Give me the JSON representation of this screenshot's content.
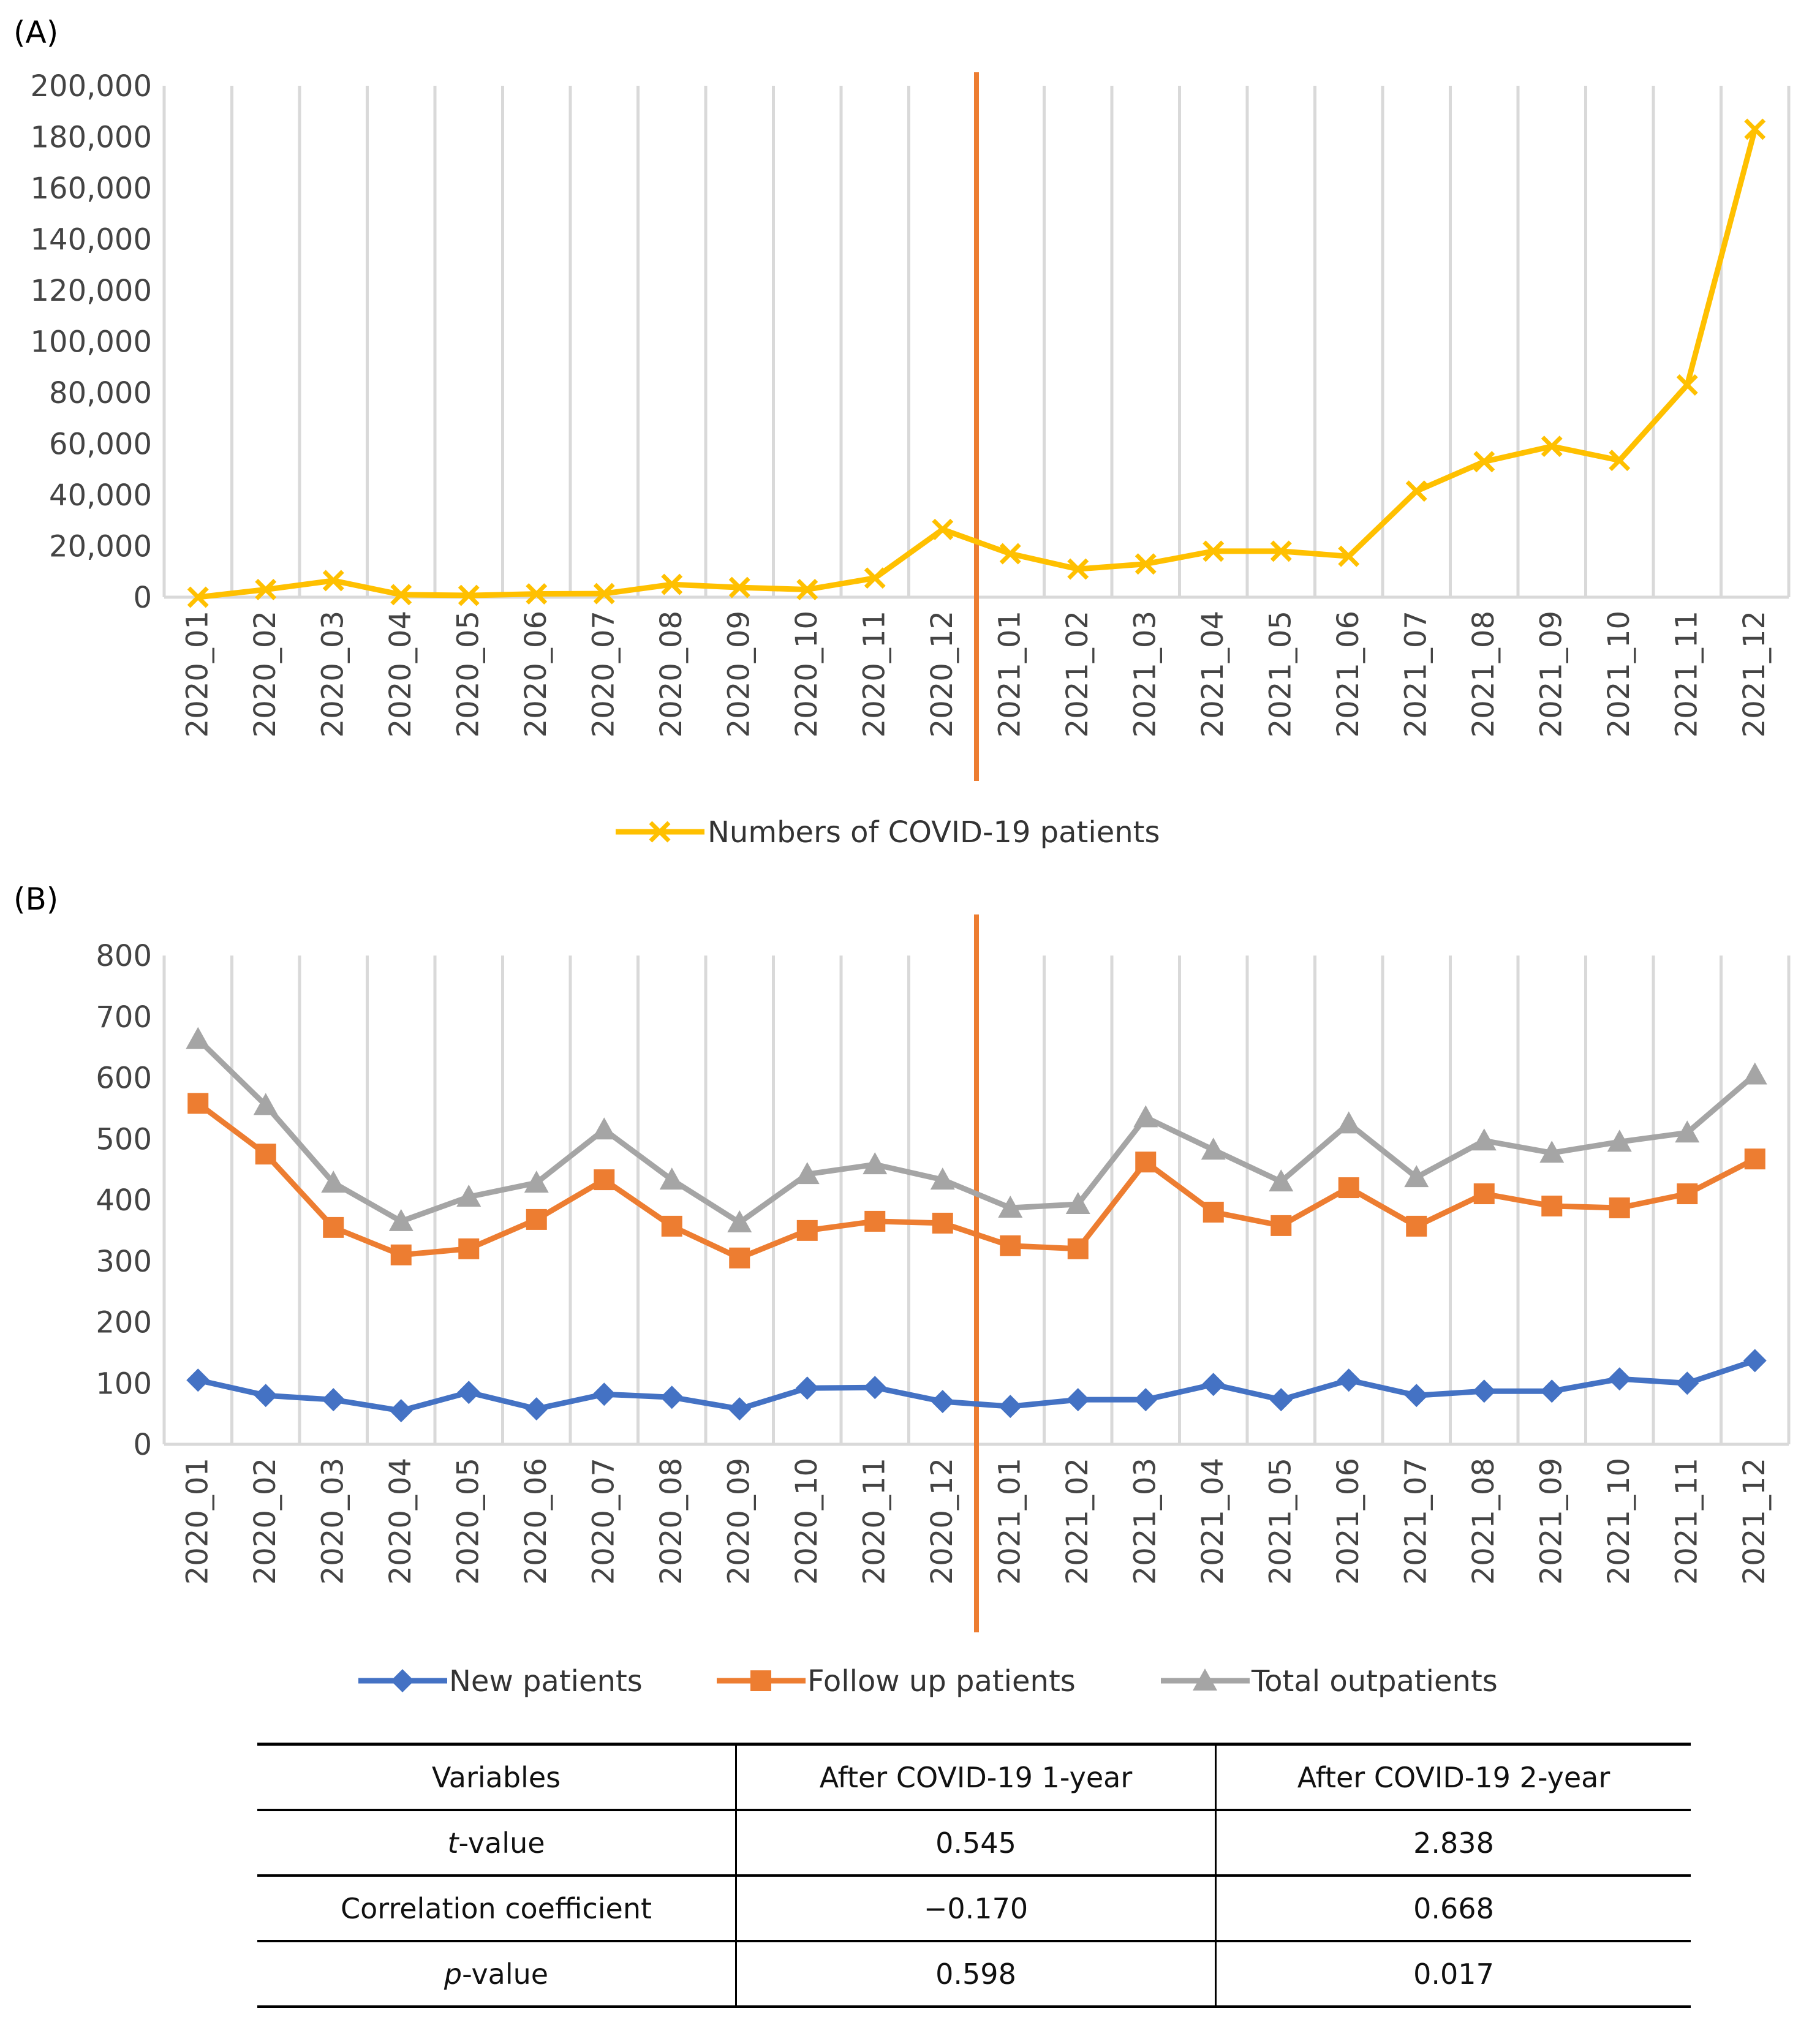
{
  "panels": {
    "a": {
      "label": "(A)",
      "legend": "Numbers of COVID-19 patients"
    },
    "b": {
      "label": "(B)",
      "legend": [
        "New patients",
        "Follow up patients",
        "Total outpatients"
      ]
    }
  },
  "colors": {
    "covid": "#FFC000",
    "new": "#4472C4",
    "followup": "#ED7D31",
    "total": "#A5A5A5",
    "divider": "#ED7D31",
    "grid": "#D9D9D9"
  },
  "chart_data": [
    {
      "type": "line",
      "panel": "A",
      "title": "",
      "categories": [
        "2020_01",
        "2020_02",
        "2020_03",
        "2020_04",
        "2020_05",
        "2020_06",
        "2020_07",
        "2020_08",
        "2020_09",
        "2020_10",
        "2020_11",
        "2020_12",
        "2021_01",
        "2021_02",
        "2021_03",
        "2021_04",
        "2021_05",
        "2021_06",
        "2021_07",
        "2021_08",
        "2021_09",
        "2021_10",
        "2021_11",
        "2021_12"
      ],
      "series": [
        {
          "name": "Numbers of COVID-19 patients",
          "marker": "x",
          "values": [
            0,
            3000,
            6500,
            1000,
            700,
            1300,
            1400,
            5000,
            3800,
            3000,
            7500,
            26500,
            17000,
            11000,
            13000,
            18000,
            18000,
            16000,
            41500,
            53000,
            59000,
            53500,
            83000,
            183000
          ]
        }
      ],
      "ylim": [
        0,
        200000
      ],
      "yticks": [
        0,
        20000,
        40000,
        60000,
        80000,
        100000,
        120000,
        140000,
        160000,
        180000,
        200000
      ],
      "ytick_labels": [
        "0",
        "20,000",
        "40,000",
        "60,000",
        "80,000",
        "100,000",
        "120,000",
        "140,000",
        "160,000",
        "180,000",
        "200,000"
      ],
      "divider_after": "2020_12",
      "grid": true,
      "legend_position": "bottom"
    },
    {
      "type": "line",
      "panel": "B",
      "title": "",
      "categories": [
        "2020_01",
        "2020_02",
        "2020_03",
        "2020_04",
        "2020_05",
        "2020_06",
        "2020_07",
        "2020_08",
        "2020_09",
        "2020_10",
        "2020_11",
        "2020_12",
        "2021_01",
        "2021_02",
        "2021_03",
        "2021_04",
        "2021_05",
        "2021_06",
        "2021_07",
        "2021_08",
        "2021_09",
        "2021_10",
        "2021_11",
        "2021_12"
      ],
      "series": [
        {
          "name": "New patients",
          "marker": "diamond",
          "values": [
            105,
            80,
            73,
            55,
            85,
            58,
            82,
            77,
            58,
            92,
            93,
            70,
            62,
            73,
            73,
            98,
            73,
            105,
            80,
            87,
            87,
            107,
            100,
            137
          ]
        },
        {
          "name": "Follow up patients",
          "marker": "square",
          "values": [
            558,
            475,
            355,
            310,
            320,
            368,
            433,
            357,
            305,
            350,
            365,
            362,
            325,
            320,
            462,
            380,
            358,
            420,
            357,
            410,
            390,
            387,
            410,
            467
          ]
        },
        {
          "name": "Total outpatients",
          "marker": "triangle",
          "values": [
            663,
            555,
            428,
            365,
            405,
            428,
            515,
            433,
            363,
            442,
            458,
            433,
            387,
            393,
            535,
            482,
            430,
            525,
            437,
            497,
            477,
            495,
            510,
            605
          ]
        }
      ],
      "ylim": [
        0,
        800
      ],
      "yticks": [
        0,
        100,
        200,
        300,
        400,
        500,
        600,
        700,
        800
      ],
      "ytick_labels": [
        "0",
        "100",
        "200",
        "300",
        "400",
        "500",
        "600",
        "700",
        "800"
      ],
      "divider_after": "2020_12",
      "grid": true,
      "legend_position": "bottom"
    }
  ],
  "table": {
    "headers": [
      "Variables",
      "After COVID-19 1-year",
      "After COVID-19 2-year"
    ],
    "rows": [
      {
        "var_italic": "t",
        "var_rest": "-value",
        "y1": "0.545",
        "y2": "2.838"
      },
      {
        "var_italic": "",
        "var_rest": "Correlation coefficient",
        "y1": "−0.170",
        "y2": "0.668"
      },
      {
        "var_italic": "p",
        "var_rest": "-value",
        "y1": "0.598",
        "y2": "0.017"
      }
    ]
  }
}
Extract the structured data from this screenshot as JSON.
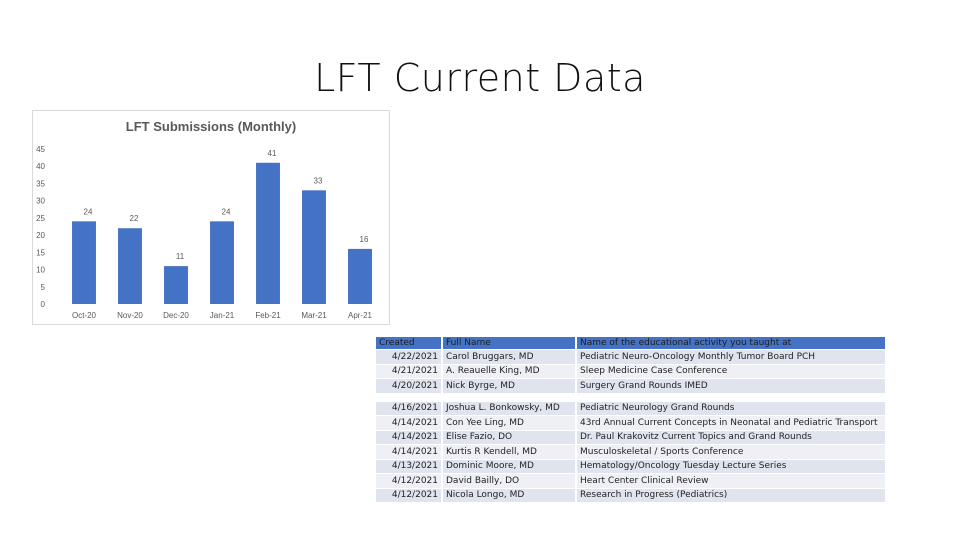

◆ TASK DIRECTIONS
Lines containing the word "marker" must be found in the data above and copied.

◆ WORKED SOLUTION
          "marker": "x",
          "marker": "diamond",
          "marker": "square",
          "marker": "triangle",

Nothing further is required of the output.